Recorded data:
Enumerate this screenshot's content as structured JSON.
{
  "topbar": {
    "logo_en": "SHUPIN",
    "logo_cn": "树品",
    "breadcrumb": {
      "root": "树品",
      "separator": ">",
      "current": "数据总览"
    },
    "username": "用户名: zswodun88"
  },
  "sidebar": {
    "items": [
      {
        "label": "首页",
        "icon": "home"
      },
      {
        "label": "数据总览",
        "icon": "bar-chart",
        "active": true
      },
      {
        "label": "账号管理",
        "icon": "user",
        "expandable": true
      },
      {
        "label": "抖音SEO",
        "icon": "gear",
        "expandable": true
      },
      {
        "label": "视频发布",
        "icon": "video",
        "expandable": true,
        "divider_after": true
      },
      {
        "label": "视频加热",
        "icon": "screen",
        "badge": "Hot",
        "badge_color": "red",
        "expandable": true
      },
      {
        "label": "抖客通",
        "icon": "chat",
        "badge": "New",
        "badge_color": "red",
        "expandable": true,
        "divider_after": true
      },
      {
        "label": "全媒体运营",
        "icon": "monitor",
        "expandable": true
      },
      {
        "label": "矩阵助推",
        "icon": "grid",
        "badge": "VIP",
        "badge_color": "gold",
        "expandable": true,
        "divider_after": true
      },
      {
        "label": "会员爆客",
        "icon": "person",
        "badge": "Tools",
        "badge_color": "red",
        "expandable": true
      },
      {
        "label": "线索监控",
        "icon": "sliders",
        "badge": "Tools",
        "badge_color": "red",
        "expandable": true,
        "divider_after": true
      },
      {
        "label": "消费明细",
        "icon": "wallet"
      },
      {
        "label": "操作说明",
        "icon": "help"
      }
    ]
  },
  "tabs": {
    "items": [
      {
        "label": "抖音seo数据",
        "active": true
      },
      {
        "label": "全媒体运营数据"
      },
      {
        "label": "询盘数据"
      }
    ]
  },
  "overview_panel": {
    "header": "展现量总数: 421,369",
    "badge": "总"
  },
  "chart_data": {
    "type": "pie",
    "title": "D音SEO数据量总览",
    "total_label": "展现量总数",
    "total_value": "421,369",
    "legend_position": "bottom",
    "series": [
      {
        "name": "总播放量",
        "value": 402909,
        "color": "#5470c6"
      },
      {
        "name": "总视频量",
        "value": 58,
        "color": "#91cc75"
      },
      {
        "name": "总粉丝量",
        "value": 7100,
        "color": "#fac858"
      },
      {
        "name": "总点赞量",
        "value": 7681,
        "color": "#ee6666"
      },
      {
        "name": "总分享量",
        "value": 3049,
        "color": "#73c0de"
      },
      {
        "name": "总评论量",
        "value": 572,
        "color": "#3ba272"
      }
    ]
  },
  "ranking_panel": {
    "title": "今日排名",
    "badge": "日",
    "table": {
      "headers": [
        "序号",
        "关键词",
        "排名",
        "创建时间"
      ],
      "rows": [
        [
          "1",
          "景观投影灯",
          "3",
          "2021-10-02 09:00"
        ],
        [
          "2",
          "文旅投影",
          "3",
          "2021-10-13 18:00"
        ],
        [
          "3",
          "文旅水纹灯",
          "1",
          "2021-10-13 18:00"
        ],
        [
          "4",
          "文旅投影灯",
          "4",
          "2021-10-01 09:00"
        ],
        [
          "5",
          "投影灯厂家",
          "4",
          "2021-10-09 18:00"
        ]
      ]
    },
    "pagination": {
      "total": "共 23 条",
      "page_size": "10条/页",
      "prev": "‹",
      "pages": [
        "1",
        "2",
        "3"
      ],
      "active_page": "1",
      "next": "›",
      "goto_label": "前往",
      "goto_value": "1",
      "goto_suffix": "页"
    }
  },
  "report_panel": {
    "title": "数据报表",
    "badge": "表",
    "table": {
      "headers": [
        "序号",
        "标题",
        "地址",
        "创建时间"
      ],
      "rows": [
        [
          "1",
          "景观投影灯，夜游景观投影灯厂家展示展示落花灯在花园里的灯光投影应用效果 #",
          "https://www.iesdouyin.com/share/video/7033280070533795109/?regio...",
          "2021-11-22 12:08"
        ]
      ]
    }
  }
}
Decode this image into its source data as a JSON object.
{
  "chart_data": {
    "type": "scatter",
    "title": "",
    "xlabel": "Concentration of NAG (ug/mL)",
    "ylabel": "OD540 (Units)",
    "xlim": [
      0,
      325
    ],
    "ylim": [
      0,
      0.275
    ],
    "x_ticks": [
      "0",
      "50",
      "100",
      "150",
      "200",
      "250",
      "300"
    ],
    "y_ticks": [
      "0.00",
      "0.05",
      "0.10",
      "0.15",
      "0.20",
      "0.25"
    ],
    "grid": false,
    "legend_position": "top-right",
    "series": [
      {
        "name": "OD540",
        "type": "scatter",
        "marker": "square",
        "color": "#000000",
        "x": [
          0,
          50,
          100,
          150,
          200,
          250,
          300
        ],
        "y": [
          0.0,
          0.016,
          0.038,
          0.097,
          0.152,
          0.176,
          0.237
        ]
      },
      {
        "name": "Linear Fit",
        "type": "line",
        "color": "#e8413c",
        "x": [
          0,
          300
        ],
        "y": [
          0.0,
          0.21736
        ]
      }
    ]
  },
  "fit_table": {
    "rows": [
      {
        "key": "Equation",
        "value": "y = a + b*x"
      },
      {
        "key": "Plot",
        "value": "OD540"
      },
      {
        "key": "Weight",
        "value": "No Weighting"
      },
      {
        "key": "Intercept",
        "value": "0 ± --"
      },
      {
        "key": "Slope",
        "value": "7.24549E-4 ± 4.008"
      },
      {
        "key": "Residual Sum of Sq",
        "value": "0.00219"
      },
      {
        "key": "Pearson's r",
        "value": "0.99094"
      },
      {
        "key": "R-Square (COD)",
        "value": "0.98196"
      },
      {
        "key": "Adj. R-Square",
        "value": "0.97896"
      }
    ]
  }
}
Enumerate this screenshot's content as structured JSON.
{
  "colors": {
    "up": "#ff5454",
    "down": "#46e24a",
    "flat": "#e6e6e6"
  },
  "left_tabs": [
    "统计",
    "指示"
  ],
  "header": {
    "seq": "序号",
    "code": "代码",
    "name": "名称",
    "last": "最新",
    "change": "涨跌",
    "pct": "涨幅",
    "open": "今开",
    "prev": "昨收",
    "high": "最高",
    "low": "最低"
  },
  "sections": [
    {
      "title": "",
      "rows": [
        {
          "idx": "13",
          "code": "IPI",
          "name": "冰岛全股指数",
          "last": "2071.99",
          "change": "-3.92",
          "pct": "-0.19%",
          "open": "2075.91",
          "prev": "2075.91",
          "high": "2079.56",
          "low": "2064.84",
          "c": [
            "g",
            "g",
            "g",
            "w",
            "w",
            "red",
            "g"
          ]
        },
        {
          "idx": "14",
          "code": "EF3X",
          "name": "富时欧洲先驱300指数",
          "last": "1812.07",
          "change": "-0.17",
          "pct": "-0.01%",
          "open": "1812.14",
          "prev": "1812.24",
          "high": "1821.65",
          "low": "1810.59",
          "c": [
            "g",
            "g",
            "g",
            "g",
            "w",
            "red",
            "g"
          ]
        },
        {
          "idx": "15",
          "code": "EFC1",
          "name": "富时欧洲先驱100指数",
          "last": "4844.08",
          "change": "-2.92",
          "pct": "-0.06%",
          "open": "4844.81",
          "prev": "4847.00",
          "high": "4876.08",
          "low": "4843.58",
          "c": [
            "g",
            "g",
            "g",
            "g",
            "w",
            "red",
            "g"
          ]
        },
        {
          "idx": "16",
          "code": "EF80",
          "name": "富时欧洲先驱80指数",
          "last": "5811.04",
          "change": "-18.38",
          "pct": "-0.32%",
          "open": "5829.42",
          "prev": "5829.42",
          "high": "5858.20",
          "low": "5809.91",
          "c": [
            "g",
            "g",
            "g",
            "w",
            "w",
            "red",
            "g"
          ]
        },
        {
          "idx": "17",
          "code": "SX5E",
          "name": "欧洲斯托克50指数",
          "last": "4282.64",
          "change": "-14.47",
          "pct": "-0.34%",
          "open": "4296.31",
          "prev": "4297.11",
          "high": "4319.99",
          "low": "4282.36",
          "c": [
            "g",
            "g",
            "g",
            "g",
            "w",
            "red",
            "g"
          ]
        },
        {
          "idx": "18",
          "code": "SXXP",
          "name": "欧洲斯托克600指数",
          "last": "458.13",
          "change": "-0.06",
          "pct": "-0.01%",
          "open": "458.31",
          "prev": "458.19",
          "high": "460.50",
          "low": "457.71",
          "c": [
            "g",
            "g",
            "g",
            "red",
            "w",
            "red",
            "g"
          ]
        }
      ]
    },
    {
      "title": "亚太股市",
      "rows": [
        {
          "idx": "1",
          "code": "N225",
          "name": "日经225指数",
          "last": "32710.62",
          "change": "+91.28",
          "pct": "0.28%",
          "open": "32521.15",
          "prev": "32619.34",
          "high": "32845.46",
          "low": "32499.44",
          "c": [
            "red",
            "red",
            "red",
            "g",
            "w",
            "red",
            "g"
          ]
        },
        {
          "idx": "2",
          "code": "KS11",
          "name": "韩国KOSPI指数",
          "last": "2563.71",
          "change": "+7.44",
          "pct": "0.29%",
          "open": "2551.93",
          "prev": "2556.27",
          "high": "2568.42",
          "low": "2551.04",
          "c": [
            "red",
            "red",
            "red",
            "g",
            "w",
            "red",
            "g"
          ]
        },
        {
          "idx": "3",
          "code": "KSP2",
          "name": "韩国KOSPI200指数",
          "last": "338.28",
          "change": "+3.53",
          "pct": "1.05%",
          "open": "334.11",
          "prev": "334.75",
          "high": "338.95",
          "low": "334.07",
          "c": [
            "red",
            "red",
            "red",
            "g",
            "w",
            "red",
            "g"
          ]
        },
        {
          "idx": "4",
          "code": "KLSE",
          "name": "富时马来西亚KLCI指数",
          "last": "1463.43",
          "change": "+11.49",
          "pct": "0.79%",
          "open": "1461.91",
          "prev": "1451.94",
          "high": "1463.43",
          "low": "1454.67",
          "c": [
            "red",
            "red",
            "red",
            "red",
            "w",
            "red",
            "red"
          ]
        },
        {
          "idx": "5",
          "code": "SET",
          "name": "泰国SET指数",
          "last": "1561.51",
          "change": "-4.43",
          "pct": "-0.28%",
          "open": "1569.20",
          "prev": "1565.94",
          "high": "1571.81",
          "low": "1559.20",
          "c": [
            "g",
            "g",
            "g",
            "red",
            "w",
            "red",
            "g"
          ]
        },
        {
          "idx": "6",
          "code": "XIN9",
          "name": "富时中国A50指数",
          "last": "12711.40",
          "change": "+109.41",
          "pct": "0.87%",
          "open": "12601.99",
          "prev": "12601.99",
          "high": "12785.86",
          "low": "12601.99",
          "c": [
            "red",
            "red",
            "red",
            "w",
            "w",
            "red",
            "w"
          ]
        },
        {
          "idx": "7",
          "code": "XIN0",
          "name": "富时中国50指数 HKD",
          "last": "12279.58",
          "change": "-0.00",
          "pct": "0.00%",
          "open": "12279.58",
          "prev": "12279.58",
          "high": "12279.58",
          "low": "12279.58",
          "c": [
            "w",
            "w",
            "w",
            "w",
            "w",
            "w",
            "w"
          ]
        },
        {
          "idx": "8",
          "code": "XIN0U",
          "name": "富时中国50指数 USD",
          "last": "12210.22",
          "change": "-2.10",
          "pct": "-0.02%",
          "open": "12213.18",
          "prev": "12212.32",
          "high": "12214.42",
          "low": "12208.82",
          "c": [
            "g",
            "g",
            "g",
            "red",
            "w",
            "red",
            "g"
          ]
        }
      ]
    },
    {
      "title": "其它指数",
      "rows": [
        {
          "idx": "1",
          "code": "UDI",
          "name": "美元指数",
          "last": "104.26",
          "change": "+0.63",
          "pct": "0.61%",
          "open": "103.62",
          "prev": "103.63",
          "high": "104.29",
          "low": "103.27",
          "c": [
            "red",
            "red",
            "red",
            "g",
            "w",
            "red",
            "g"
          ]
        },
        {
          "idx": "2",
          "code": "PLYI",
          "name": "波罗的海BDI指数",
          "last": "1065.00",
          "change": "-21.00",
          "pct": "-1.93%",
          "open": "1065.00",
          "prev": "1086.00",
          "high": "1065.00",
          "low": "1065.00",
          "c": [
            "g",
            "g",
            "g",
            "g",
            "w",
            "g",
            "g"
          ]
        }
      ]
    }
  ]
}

§ **Set task**: Tally the lines that hold the string "video" and state the total, nothing more.

§ **Correct output**: 2